Your instructions:
Extract verbatim every line from the one containing "Serialize everything readable" to the final line of the records below, inclusive, and exclude all pictures.

Recorded data:
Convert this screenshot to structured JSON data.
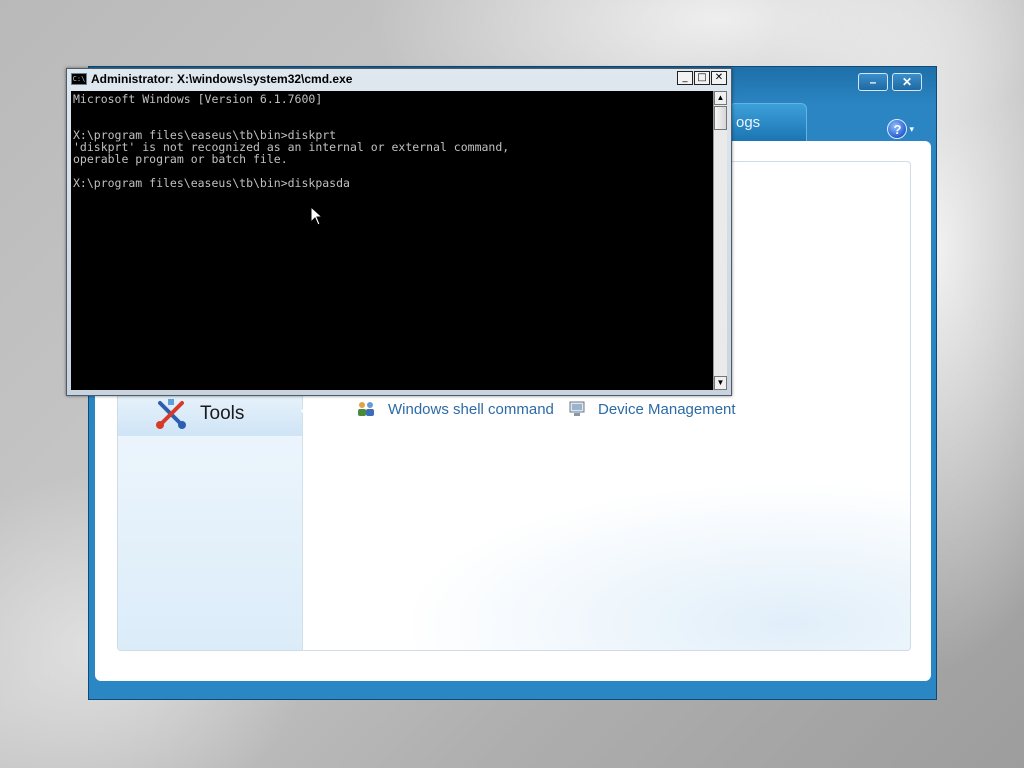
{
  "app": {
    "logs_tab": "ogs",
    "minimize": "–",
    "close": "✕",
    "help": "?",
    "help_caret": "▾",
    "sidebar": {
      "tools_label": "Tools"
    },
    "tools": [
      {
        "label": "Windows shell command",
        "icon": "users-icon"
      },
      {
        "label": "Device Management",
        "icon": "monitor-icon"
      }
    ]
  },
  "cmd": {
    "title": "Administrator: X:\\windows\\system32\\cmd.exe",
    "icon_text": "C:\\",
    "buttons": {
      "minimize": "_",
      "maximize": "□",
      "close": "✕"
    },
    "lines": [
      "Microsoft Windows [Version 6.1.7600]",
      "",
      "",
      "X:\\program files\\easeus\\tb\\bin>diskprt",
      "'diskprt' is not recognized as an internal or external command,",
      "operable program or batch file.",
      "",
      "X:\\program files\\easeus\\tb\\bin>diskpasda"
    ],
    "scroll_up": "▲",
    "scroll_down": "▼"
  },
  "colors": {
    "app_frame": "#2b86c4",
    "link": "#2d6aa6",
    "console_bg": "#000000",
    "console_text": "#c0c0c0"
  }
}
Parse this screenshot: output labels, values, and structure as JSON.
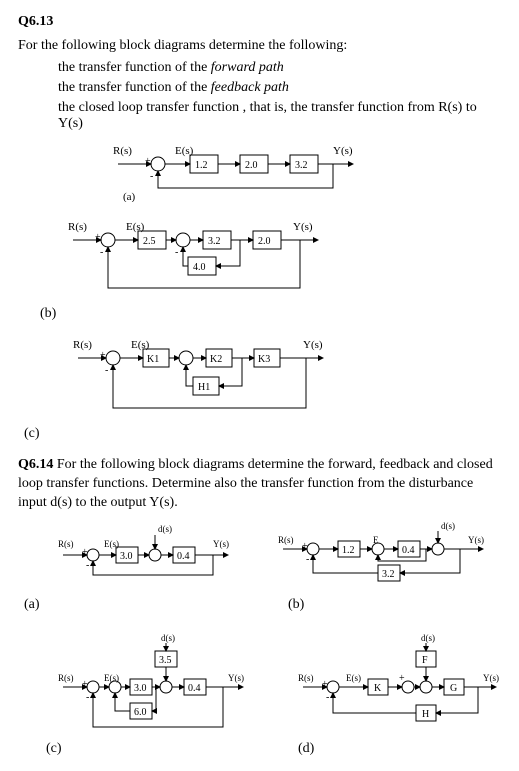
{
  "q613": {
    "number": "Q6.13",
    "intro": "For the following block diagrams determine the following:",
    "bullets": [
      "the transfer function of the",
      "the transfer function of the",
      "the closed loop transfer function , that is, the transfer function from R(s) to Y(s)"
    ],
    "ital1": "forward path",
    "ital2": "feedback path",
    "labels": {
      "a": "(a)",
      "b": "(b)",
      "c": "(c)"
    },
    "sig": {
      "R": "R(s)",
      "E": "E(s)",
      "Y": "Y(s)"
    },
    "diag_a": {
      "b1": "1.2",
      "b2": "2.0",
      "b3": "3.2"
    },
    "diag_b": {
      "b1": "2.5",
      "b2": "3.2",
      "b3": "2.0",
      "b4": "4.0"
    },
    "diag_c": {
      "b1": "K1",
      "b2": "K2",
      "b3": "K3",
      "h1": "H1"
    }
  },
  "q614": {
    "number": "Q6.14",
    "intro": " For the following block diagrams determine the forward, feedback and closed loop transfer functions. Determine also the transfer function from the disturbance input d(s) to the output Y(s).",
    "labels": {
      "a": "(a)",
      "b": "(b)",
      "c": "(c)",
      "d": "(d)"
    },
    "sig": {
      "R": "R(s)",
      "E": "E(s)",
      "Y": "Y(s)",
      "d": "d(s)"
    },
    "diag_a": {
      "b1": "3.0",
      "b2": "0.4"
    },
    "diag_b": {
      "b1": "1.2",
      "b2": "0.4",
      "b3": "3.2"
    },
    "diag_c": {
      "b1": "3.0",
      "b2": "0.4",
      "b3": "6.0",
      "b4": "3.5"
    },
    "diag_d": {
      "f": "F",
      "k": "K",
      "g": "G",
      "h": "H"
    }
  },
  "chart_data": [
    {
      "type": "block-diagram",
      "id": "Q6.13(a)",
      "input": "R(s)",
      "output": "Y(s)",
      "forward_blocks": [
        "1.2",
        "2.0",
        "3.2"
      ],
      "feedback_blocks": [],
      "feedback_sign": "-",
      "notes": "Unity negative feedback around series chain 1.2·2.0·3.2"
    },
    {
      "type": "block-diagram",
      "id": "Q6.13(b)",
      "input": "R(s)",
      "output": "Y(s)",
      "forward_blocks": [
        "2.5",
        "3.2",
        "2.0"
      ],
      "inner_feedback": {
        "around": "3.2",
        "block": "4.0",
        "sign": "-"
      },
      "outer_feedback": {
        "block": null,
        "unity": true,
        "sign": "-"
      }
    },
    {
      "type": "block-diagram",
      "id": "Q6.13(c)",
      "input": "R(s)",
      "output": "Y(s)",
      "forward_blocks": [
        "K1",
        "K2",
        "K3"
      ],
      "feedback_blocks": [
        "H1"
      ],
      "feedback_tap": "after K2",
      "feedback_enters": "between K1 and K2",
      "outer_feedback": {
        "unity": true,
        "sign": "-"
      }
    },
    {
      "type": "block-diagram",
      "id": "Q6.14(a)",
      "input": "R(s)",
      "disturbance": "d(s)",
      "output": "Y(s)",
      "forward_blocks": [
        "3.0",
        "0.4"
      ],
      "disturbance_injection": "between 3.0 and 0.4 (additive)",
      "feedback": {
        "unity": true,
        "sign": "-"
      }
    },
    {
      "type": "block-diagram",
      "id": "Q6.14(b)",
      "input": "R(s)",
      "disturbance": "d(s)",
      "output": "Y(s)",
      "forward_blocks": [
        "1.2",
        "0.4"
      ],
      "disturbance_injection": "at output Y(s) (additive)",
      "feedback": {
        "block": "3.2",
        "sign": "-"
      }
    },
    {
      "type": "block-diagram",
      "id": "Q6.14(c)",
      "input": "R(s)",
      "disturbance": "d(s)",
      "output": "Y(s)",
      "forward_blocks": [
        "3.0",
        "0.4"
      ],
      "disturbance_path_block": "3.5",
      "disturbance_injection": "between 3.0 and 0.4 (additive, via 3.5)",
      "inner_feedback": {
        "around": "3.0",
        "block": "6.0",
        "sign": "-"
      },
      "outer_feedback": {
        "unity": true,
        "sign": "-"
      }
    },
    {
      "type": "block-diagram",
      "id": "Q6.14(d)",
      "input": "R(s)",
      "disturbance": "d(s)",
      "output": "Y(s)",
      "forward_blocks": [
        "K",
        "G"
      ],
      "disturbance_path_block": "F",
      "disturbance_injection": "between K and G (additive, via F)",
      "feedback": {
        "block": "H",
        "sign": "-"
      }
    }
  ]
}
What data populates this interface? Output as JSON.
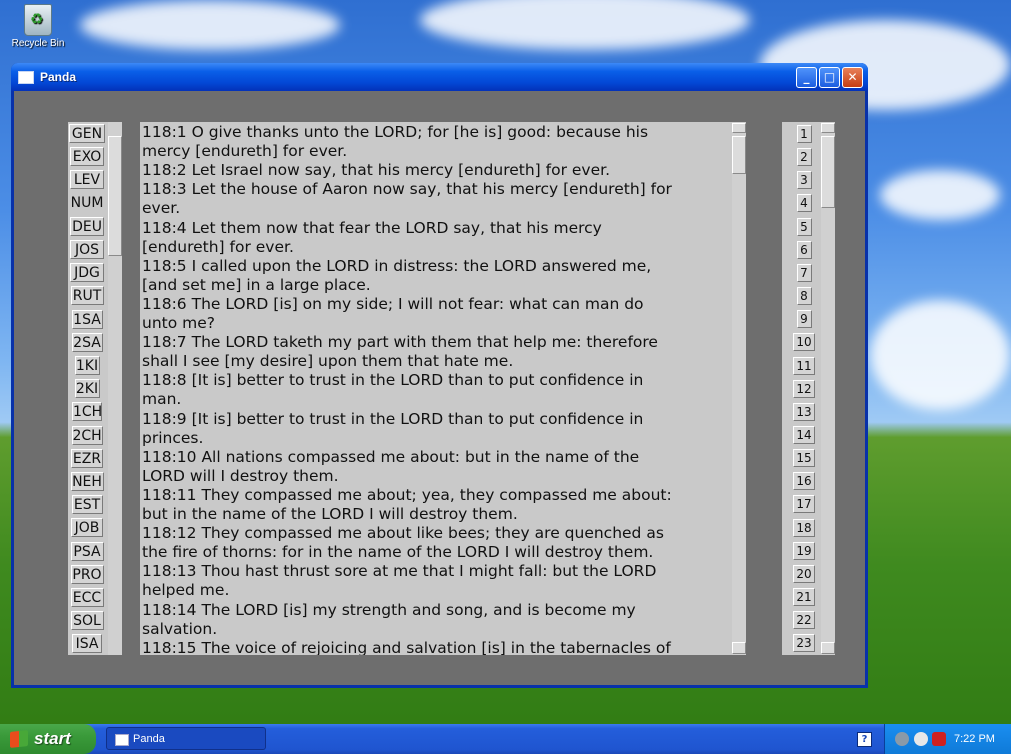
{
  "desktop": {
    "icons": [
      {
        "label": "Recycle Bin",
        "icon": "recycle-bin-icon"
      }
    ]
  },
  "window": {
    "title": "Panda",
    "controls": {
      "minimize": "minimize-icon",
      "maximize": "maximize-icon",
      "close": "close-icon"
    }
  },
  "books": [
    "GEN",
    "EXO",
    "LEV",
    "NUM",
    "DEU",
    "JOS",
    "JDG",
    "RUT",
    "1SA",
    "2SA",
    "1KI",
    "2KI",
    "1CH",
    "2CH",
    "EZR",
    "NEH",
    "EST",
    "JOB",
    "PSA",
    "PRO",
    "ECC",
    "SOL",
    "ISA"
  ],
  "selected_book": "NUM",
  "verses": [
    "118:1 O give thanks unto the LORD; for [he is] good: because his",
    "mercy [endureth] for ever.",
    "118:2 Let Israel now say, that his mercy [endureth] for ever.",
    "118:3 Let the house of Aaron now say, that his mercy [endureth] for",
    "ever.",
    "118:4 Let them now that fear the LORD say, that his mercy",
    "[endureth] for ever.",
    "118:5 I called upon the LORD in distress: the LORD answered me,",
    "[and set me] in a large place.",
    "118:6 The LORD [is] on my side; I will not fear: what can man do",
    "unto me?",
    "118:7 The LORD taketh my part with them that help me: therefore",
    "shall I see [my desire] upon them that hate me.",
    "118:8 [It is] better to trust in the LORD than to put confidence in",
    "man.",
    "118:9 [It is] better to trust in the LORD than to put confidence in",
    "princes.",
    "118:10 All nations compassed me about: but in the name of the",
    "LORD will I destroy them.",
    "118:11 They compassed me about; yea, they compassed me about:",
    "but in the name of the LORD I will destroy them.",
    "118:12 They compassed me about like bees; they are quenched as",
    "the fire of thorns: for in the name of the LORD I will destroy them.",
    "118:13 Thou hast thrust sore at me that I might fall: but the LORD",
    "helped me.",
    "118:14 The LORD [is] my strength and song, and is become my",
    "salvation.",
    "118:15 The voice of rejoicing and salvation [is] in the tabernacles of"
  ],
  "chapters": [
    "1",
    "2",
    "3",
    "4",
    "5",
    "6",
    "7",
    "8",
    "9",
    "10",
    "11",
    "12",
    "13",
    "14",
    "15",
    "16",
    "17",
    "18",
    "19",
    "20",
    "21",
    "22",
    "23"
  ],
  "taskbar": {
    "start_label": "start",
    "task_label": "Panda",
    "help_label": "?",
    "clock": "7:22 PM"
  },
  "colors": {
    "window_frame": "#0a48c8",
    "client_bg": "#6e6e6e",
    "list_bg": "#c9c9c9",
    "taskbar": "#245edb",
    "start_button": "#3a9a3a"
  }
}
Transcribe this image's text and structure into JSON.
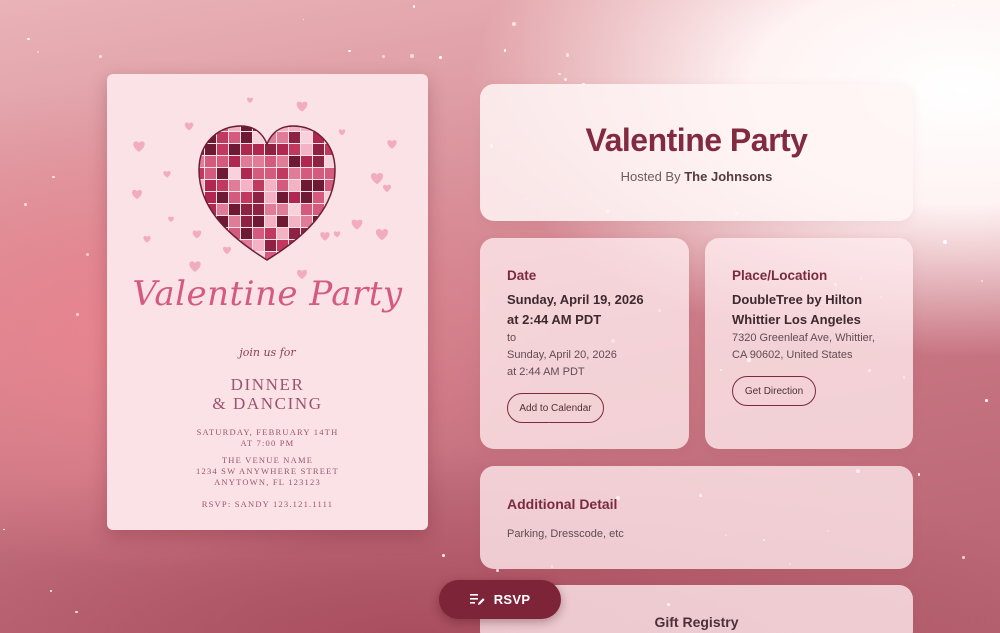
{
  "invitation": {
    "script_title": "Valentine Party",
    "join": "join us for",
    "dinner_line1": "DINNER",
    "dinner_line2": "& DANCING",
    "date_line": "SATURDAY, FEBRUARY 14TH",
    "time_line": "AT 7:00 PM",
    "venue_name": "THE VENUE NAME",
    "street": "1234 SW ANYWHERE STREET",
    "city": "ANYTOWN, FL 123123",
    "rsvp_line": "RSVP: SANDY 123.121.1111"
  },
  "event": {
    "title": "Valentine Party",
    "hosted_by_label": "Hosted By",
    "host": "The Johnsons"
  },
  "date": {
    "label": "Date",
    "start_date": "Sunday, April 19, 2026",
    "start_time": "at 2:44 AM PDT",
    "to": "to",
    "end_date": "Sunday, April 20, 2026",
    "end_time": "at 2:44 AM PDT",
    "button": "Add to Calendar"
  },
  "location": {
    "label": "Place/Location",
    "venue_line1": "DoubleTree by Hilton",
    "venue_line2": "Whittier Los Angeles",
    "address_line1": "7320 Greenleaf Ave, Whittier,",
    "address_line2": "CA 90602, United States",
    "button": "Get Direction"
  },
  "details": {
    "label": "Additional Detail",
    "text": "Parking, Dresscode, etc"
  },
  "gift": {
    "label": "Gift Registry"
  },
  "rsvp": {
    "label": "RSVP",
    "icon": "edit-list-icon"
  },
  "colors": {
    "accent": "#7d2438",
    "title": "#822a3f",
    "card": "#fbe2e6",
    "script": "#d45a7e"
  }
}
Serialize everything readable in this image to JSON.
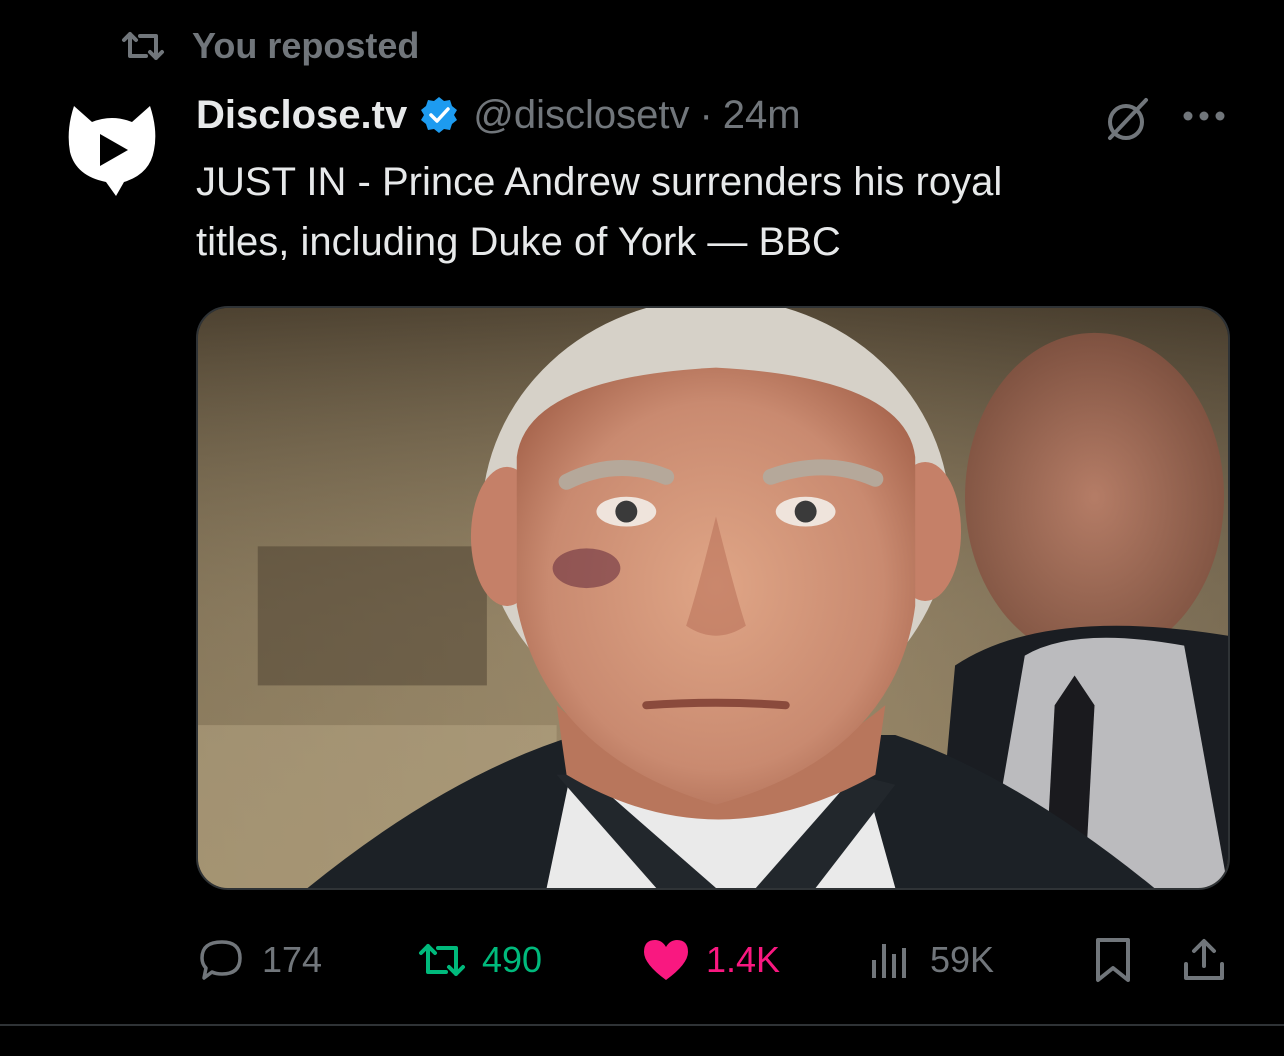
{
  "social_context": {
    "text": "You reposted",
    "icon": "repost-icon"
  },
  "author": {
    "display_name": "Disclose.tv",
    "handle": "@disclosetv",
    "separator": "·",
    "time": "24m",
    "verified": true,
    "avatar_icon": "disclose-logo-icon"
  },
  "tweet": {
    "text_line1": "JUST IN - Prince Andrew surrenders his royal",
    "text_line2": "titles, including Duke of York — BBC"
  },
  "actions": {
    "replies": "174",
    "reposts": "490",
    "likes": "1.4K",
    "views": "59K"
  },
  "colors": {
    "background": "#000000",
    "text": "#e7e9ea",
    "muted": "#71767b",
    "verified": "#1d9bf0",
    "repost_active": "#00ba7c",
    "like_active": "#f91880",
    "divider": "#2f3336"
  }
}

Answer for the task:
Serialize everything readable in this image to JSON.
{
  "social_context": {
    "text": "You reposted",
    "icon": "repost-icon"
  },
  "author": {
    "display_name": "Disclose.tv",
    "handle": "@disclosetv",
    "separator": "·",
    "time": "24m",
    "verified": true,
    "avatar_icon": "disclose-logo-icon"
  },
  "tweet": {
    "text_line1": "JUST IN - Prince Andrew surrenders his royal",
    "text_line2": "titles, including Duke of York — BBC"
  },
  "actions": {
    "replies": "174",
    "reposts": "490",
    "likes": "1.4K",
    "views": "59K"
  },
  "colors": {
    "background": "#000000",
    "text": "#e7e9ea",
    "muted": "#71767b",
    "verified": "#1d9bf0",
    "repost_active": "#00ba7c",
    "like_active": "#f91880",
    "divider": "#2f3336"
  }
}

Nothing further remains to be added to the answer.